Items -
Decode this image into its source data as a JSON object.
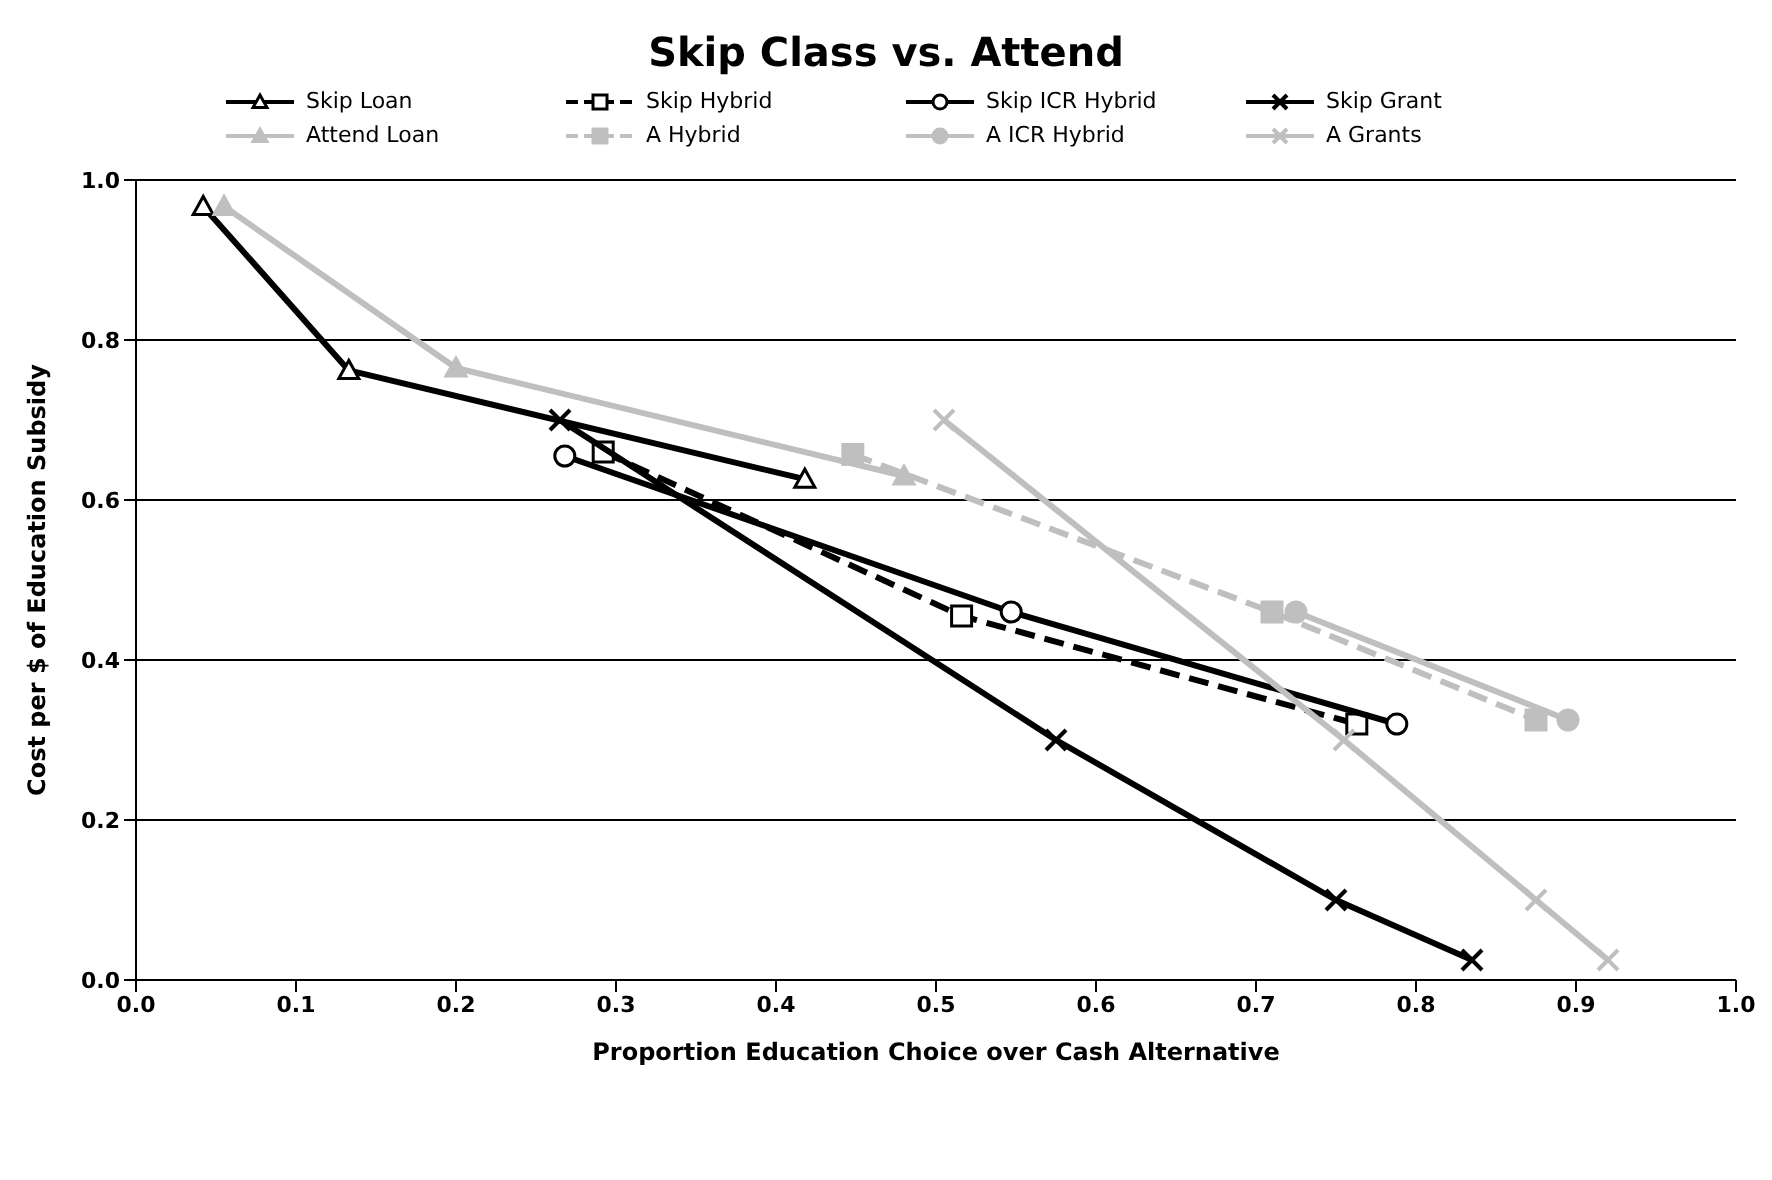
{
  "chart_data": {
    "type": "line",
    "title": "Skip Class vs. Attend",
    "xlabel": "Proportion Education Choice over Cash Alternative",
    "ylabel": "Cost per $ of Education Subsidy",
    "xlim": [
      0,
      1
    ],
    "xticks": [
      {
        "value": 0,
        "label": "0.0"
      },
      {
        "value": 0.1,
        "label": "0.1"
      },
      {
        "value": 0.2,
        "label": "0.2"
      },
      {
        "value": 0.3,
        "label": "0.3"
      },
      {
        "value": 0.4,
        "label": "0.4"
      },
      {
        "value": 0.5,
        "label": "0.5"
      },
      {
        "value": 0.6,
        "label": "0.6"
      },
      {
        "value": 0.7,
        "label": "0.7"
      },
      {
        "value": 0.8,
        "label": "0.8"
      },
      {
        "value": 0.9,
        "label": "0.9"
      },
      {
        "value": 1,
        "label": "1.0"
      }
    ],
    "ylim": [
      0,
      1
    ],
    "yticks": [
      {
        "value": 0,
        "label": "0.0"
      },
      {
        "value": 0.2,
        "label": "0.2"
      },
      {
        "value": 0.4,
        "label": "0.4"
      },
      {
        "value": 0.6,
        "label": "0.6"
      },
      {
        "value": 0.8,
        "label": "0.8"
      },
      {
        "value": 1,
        "label": "1.0"
      }
    ],
    "grid": "y",
    "legend": "top",
    "series": [
      {
        "name": "Skip Loan",
        "color": "#000000",
        "marker": "triangle",
        "x": [
          0.042,
          0.133,
          0.418
        ],
        "values": [
          0.967,
          0.762,
          0.626
        ]
      },
      {
        "name": "Skip Hybrid",
        "color": "#000000",
        "marker": "square",
        "line_style": "dashed",
        "x": [
          0.292,
          0.516,
          0.763
        ],
        "values": [
          0.66,
          0.455,
          0.32
        ]
      },
      {
        "name": "Skip ICR Hybrid",
        "color": "#000000",
        "marker": "circle",
        "x": [
          0.268,
          0.547,
          0.788
        ],
        "values": [
          0.655,
          0.46,
          0.32
        ]
      },
      {
        "name": "Skip Grant",
        "color": "#000000",
        "marker": "cross",
        "x": [
          0.265,
          0.575,
          0.75,
          0.835
        ],
        "values": [
          0.7,
          0.3,
          0.1,
          0.025
        ]
      },
      {
        "name": "Attend Loan",
        "color": "#bfbfbf",
        "marker": "triangle",
        "x": [
          0.055,
          0.2,
          0.48
        ],
        "values": [
          0.967,
          0.765,
          0.63
        ]
      },
      {
        "name": "A Hybrid",
        "color": "#bfbfbf",
        "marker": "square",
        "line_style": "dashed",
        "x": [
          0.448,
          0.71,
          0.875
        ],
        "values": [
          0.657,
          0.46,
          0.325
        ]
      },
      {
        "name": "A ICR Hybrid",
        "color": "#bfbfbf",
        "marker": "circle",
        "x": [
          0.725,
          0.895
        ],
        "values": [
          0.46,
          0.325
        ]
      },
      {
        "name": "A Grants",
        "color": "#bfbfbf",
        "marker": "cross",
        "x": [
          0.505,
          0.755,
          0.875,
          0.92
        ],
        "values": [
          0.7,
          0.3,
          0.1,
          0.025
        ]
      }
    ]
  }
}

Problem statement -
Retype all entries exactly as they appear, dropping the images.

Solution to this problem -
Decode this image into its source data as a JSON object.
{
  "chart_data": {
    "type": "line",
    "title": "Skip Class vs. Attend",
    "xlabel": "Proportion Education Choice over Cash Alternative",
    "ylabel": "Cost per $ of Education Subsidy",
    "xlim": [
      0,
      1
    ],
    "xticks": [
      {
        "value": 0,
        "label": "0.0"
      },
      {
        "value": 0.1,
        "label": "0.1"
      },
      {
        "value": 0.2,
        "label": "0.2"
      },
      {
        "value": 0.3,
        "label": "0.3"
      },
      {
        "value": 0.4,
        "label": "0.4"
      },
      {
        "value": 0.5,
        "label": "0.5"
      },
      {
        "value": 0.6,
        "label": "0.6"
      },
      {
        "value": 0.7,
        "label": "0.7"
      },
      {
        "value": 0.8,
        "label": "0.8"
      },
      {
        "value": 0.9,
        "label": "0.9"
      },
      {
        "value": 1,
        "label": "1.0"
      }
    ],
    "ylim": [
      0,
      1
    ],
    "yticks": [
      {
        "value": 0,
        "label": "0.0"
      },
      {
        "value": 0.2,
        "label": "0.2"
      },
      {
        "value": 0.4,
        "label": "0.4"
      },
      {
        "value": 0.6,
        "label": "0.6"
      },
      {
        "value": 0.8,
        "label": "0.8"
      },
      {
        "value": 1,
        "label": "1.0"
      }
    ],
    "grid": "y",
    "legend": "top",
    "series": [
      {
        "name": "Skip Loan",
        "color": "#000000",
        "marker": "triangle",
        "x": [
          0.042,
          0.133,
          0.418
        ],
        "values": [
          0.967,
          0.762,
          0.626
        ]
      },
      {
        "name": "Skip Hybrid",
        "color": "#000000",
        "marker": "square",
        "line_style": "dashed",
        "x": [
          0.292,
          0.516,
          0.763
        ],
        "values": [
          0.66,
          0.455,
          0.32
        ]
      },
      {
        "name": "Skip ICR Hybrid",
        "color": "#000000",
        "marker": "circle",
        "x": [
          0.268,
          0.547,
          0.788
        ],
        "values": [
          0.655,
          0.46,
          0.32
        ]
      },
      {
        "name": "Skip Grant",
        "color": "#000000",
        "marker": "cross",
        "x": [
          0.265,
          0.575,
          0.75,
          0.835
        ],
        "values": [
          0.7,
          0.3,
          0.1,
          0.025
        ]
      },
      {
        "name": "Attend Loan",
        "color": "#bfbfbf",
        "marker": "triangle",
        "x": [
          0.055,
          0.2,
          0.48
        ],
        "values": [
          0.967,
          0.765,
          0.63
        ]
      },
      {
        "name": "A Hybrid",
        "color": "#bfbfbf",
        "marker": "square",
        "line_style": "dashed",
        "x": [
          0.448,
          0.71,
          0.875
        ],
        "values": [
          0.657,
          0.46,
          0.325
        ]
      },
      {
        "name": "A ICR Hybrid",
        "color": "#bfbfbf",
        "marker": "circle",
        "x": [
          0.725,
          0.895
        ],
        "values": [
          0.46,
          0.325
        ]
      },
      {
        "name": "A Grants",
        "color": "#bfbfbf",
        "marker": "cross",
        "x": [
          0.505,
          0.755,
          0.875,
          0.92
        ],
        "values": [
          0.7,
          0.3,
          0.1,
          0.025
        ]
      }
    ]
  }
}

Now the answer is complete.